Stored data

▬▬▬▬▬▬

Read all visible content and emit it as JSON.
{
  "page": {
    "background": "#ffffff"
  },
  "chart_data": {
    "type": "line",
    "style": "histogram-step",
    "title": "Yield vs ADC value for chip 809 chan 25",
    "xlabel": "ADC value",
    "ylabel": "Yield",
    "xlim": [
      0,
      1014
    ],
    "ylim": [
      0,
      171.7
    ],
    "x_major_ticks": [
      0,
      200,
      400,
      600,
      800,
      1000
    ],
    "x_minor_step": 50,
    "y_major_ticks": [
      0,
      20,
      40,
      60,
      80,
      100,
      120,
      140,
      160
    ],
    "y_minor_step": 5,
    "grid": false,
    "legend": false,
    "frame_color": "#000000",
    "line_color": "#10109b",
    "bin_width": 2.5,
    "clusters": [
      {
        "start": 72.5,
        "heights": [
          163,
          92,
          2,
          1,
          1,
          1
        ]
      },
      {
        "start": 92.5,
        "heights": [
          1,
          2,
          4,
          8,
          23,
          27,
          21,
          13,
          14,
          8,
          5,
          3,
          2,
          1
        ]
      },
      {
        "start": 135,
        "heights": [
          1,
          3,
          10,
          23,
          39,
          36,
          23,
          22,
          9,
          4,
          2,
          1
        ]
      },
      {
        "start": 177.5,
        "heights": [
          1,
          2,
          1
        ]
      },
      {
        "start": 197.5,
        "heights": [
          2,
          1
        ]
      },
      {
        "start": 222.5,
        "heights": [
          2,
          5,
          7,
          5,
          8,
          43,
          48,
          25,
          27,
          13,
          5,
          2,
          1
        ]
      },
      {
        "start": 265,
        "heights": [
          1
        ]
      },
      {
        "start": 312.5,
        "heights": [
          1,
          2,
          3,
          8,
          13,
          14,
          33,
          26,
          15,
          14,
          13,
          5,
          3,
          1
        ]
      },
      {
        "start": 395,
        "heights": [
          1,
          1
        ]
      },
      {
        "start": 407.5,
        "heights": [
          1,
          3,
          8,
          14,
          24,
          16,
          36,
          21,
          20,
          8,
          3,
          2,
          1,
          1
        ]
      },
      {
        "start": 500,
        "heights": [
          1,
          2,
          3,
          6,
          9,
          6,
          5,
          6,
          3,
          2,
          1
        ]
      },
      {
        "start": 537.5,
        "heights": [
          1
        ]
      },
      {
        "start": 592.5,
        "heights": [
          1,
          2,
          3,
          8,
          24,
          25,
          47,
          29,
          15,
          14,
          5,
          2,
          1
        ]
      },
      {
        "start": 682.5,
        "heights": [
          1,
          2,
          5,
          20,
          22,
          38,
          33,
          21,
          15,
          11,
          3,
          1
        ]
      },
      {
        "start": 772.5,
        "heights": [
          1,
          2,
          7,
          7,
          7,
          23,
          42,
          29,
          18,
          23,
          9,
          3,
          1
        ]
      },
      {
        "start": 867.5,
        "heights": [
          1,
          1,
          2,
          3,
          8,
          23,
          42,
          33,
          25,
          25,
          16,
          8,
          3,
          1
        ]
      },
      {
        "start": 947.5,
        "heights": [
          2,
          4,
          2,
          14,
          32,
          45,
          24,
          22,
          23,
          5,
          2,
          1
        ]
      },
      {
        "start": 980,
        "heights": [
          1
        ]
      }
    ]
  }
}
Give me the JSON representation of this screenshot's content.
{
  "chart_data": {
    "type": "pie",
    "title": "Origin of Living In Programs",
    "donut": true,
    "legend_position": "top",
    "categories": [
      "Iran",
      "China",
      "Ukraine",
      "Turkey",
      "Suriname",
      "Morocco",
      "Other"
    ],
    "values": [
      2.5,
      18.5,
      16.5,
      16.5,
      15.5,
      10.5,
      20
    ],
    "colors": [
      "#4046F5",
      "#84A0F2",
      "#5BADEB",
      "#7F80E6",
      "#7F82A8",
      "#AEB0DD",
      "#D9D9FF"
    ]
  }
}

▬▬▬▬▬▬

PROBLEM: Count how many lines above include the word "title" and answer with that figure only.

THE ANSWER: 2